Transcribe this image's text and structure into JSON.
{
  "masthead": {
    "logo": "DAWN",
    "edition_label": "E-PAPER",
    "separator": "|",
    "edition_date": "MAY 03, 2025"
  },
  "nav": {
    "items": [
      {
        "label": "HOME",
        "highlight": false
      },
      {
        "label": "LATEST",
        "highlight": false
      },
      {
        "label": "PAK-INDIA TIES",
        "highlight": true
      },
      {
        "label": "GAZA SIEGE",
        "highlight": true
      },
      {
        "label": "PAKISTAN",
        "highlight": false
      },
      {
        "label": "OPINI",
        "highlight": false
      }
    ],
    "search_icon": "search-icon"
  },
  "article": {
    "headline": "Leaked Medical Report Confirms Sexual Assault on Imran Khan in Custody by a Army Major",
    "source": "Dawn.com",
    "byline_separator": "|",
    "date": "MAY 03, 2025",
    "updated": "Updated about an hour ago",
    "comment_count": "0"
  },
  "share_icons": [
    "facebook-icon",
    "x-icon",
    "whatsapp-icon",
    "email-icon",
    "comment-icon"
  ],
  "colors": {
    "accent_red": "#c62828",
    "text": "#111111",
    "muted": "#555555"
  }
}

◇ ◇ ◇ ◇ ◇

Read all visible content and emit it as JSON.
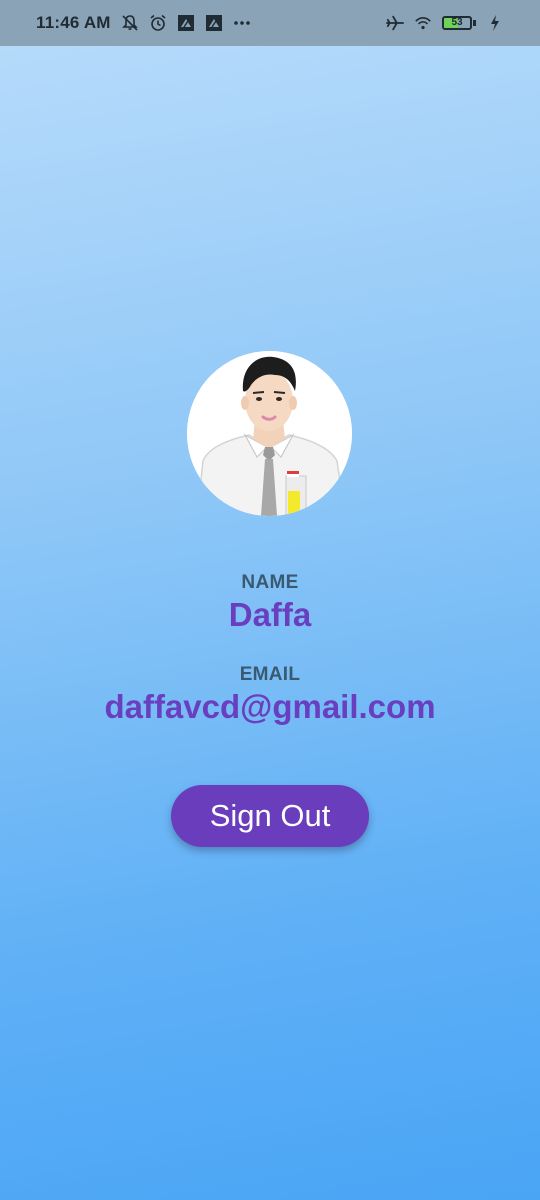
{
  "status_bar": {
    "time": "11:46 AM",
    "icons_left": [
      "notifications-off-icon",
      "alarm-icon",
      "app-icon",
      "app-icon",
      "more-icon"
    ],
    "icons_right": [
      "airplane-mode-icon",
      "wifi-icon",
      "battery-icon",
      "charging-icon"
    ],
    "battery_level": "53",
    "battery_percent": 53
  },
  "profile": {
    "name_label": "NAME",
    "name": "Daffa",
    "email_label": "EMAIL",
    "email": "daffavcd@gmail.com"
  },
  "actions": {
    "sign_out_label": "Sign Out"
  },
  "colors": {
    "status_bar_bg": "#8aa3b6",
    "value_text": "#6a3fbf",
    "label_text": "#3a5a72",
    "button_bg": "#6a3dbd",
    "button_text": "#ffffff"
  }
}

◇ ◇ ◇ ◇ ◇

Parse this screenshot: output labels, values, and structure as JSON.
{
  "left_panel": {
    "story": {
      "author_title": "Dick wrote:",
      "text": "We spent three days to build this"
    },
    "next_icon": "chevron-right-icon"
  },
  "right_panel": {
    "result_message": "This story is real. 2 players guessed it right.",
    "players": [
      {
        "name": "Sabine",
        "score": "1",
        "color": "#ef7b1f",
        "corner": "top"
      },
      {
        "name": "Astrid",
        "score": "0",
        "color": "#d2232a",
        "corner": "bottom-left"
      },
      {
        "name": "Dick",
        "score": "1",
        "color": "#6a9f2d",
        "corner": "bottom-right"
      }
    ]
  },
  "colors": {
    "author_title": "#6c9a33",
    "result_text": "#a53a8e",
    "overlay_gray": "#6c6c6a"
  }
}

◇ ◇ ◇ ◇ ◇

From the data above, copy each line that holds "structure".

• [Solution]
Transcribe this image's text and structure into JSON.
Parse this screenshot: output labels, values, and structure as JSON.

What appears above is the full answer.